> _What you are asked to do_: Give the number of lines that include the word "offset", and nothing else.

> _Materials provided_:
+-------+

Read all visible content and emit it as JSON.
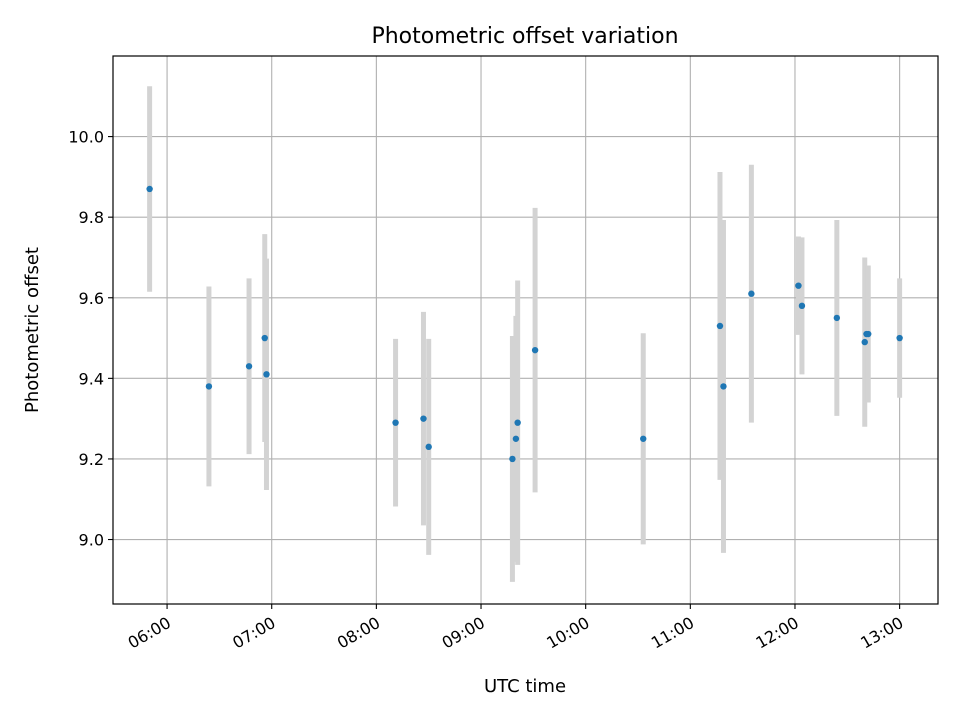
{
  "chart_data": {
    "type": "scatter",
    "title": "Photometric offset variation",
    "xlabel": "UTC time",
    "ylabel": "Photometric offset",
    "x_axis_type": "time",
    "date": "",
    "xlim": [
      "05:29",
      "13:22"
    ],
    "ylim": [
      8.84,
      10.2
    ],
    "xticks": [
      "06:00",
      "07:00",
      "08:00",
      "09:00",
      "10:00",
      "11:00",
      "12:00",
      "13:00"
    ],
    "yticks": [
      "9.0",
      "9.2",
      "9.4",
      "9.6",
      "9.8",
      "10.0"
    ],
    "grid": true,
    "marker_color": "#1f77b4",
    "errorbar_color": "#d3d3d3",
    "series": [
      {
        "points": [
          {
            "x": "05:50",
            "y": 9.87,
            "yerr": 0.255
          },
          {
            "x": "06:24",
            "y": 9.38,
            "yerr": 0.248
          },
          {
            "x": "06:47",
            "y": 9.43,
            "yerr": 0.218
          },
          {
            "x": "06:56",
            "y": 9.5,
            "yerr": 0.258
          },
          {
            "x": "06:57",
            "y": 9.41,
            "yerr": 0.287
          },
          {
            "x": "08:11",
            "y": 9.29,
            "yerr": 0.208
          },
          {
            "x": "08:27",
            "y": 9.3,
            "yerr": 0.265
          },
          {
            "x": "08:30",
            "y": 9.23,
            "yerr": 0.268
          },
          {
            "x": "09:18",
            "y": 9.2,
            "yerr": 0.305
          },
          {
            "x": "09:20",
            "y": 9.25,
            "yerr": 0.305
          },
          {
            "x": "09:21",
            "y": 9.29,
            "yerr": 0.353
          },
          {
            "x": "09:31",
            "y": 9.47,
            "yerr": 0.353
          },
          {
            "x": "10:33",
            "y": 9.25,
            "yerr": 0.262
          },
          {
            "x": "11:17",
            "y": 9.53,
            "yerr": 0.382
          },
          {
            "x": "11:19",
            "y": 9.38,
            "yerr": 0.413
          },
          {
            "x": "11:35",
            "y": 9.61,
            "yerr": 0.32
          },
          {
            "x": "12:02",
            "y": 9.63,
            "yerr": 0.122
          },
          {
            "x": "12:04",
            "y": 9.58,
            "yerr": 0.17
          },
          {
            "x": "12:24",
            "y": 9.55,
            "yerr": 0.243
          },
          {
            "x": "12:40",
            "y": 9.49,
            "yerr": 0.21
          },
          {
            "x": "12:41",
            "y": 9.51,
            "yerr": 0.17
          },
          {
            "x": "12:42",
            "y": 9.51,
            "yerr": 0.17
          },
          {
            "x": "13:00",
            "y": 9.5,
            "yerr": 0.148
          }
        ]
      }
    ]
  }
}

+-------+

> _Solution to the exercise_: 2